§ **Job**:
Lay out the rows below as a Markdown table with two columns, No. for the row number and Line for the line itself, skipping any blank lines.

----

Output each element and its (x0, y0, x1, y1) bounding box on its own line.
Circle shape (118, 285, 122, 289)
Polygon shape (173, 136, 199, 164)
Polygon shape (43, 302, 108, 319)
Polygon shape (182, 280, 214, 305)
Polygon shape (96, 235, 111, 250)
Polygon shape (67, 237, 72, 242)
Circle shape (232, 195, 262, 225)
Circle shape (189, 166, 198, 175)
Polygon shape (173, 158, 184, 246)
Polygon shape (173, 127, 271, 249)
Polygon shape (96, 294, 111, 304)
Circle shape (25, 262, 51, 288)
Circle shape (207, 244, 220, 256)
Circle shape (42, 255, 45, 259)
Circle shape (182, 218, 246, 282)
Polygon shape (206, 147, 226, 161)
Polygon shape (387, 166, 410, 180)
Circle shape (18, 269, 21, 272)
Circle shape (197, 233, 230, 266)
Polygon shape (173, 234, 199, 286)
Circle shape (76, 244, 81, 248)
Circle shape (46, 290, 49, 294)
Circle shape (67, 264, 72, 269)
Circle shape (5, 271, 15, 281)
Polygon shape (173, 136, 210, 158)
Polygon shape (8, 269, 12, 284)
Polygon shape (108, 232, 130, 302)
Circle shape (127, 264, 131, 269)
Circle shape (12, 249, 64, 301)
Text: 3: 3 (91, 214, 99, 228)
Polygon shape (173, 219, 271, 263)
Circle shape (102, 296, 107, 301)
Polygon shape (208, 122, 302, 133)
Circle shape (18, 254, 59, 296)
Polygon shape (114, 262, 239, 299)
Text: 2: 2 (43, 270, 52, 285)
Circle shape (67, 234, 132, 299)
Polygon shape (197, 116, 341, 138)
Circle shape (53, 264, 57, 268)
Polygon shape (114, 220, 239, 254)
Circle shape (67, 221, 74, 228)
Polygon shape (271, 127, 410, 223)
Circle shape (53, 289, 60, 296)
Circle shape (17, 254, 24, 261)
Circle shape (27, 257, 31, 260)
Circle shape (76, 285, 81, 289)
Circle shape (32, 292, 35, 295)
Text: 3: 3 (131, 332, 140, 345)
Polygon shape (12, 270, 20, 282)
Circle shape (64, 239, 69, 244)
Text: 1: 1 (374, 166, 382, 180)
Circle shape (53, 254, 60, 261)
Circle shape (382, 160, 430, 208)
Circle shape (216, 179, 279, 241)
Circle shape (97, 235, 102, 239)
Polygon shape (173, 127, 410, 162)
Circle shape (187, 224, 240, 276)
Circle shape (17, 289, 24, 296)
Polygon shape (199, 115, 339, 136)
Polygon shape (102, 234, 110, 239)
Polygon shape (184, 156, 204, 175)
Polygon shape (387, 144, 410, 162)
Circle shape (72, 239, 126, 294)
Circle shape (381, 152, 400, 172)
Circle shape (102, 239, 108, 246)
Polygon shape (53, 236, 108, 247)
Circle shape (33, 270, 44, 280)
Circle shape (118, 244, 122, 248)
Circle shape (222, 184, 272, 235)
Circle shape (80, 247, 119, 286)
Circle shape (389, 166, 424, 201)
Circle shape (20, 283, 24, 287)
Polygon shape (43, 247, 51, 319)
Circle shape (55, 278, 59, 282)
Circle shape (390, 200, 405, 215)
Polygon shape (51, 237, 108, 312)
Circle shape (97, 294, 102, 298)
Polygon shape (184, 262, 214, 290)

----

§ **Task output**:
| No. | Line |
|---|---|
| 1 | Output each element and its (x0, y0, x1, y1) bounding box on its own line. |
| 2 | Circle shape (118, 285, 122, 289) |
| 3 | Polygon shape (173, 136, 199, 164) |
| 4 | Polygon shape (43, 302, 108, 319) |
| 5 | Polygon shape (182, 280, 214, 305) |
| 6 | Polygon shape (96, 235, 111, 250) |
| 7 | Polygon shape (67, 237, 72, 242) |
| 8 | Circle shape (232, 195, 262, 225) |
| 9 | Circle shape (189, 166, 198, 175) |
| 10 | Polygon shape (173, 158, 184, 246) |
| 11 | Polygon shape (173, 127, 271, 249) |
| 12 | Polygon shape (96, 294, 111, 304) |
| 13 | Circle shape (25, 262, 51, 288) |
| 14 | Circle shape (207, 244, 220, 256) |
| 15 | Circle shape (42, 255, 45, 259) |
| 16 | Circle shape (182, 218, 246, 282) |
| 17 | Polygon shape (206, 147, 226, 161) |
| 18 | Polygon shape (387, 166, 410, 180) |
| 19 | Circle shape (18, 269, 21, 272) |
| 20 | Circle shape (197, 233, 230, 266) |
| 21 | Polygon shape (173, 234, 199, 286) |
| 22 | Circle shape (76, 244, 81, 248) |
| 23 | Circle shape (46, 290, 49, 294) |
| 24 | Circle shape (67, 264, 72, 269) |
| 25 | Circle shape (5, 271, 15, 281) |
| 26 | Polygon shape (173, 136, 210, 158) |
| 27 | Polygon shape (8, 269, 12, 284) |
| 28 | Polygon shape (108, 232, 130, 302) |
| 29 | Circle shape (127, 264, 131, 269) |
| 30 | Circle shape (12, 249, 64, 301) |
| 31 | Text: 3: 3 (91, 214, 99, 228) |
| 32 | Polygon shape (173, 219, 271, 263) |
| 33 | Circle shape (102, 296, 107, 301) |
| 34 | Polygon shape (208, 122, 302, 133) |
| 35 | Circle shape (18, 254, 59, 296) |
| 36 | Polygon shape (114, 262, 239, 299) |
| 37 | Text: 2: 2 (43, 270, 52, 285) |
| 38 | Circle shape (67, 234, 132, 299) |
| 39 | Polygon shape (197, 116, 341, 138) |
| 40 | Circle shape (53, 264, 57, 268) |
| 41 | Polygon shape (114, 220, 239, 254) |
| 42 | Circle shape (67, 221, 74, 228) |
| 43 | Polygon shape (271, 127, 410, 223) |
| 44 | Circle shape (53, 289, 60, 296) |
| 45 | Circle shape (17, 254, 24, 261) |
| 46 | Circle shape (27, 257, 31, 260) |
| 47 | Circle shape (76, 285, 81, 289) |
| 48 | Circle shape (32, 292, 35, 295) |
| 49 | Text: 3: 3 (131, 332, 140, 345) |
| 50 | Polygon shape (12, 270, 20, 282) |
| 51 | Circle shape (64, 239, 69, 244) |
| 52 | Text: 1: 1 (374, 166, 382, 180) |
| 53 | Circle shape (53, 254, 60, 261) |
| 54 | Circle shape (382, 160, 430, 208) |
| 55 | Circle shape (216, 179, 279, 241) |
| 56 | Circle shape (97, 235, 102, 239) |
| 57 | Polygon shape (173, 127, 410, 162) |
| 58 | Circle shape (187, 224, 240, 276) |
| 59 | Circle shape (17, 289, 24, 296) |
| 60 | Polygon shape (199, 115, 339, 136) |
| 61 | Polygon shape (102, 234, 110, 239) |
| 62 | Polygon shape (184, 156, 204, 175) |
| 63 | Polygon shape (387, 144, 410, 162) |
| 64 | Circle shape (72, 239, 126, 294) |
| 65 | Circle shape (381, 152, 400, 172) |
| 66 | Circle shape (102, 239, 108, 246) |
| 67 | Polygon shape (53, 236, 108, 247) |
| 68 | Circle shape (33, 270, 44, 280) |
| 69 | Circle shape (118, 244, 122, 248) |
| 70 | Circle shape (222, 184, 272, 235) |
| 71 | Circle shape (80, 247, 119, 286) |
| 72 | Circle shape (389, 166, 424, 201) |
| 73 | Circle shape (20, 283, 24, 287) |
| 74 | Polygon shape (43, 247, 51, 319) |
| 75 | Circle shape (55, 278, 59, 282) |
| 76 | Circle shape (390, 200, 405, 215) |
| 77 | Polygon shape (51, 237, 108, 312) |
| 78 | Circle shape (97, 294, 102, 298) |
| 79 | Polygon shape (184, 262, 214, 290) |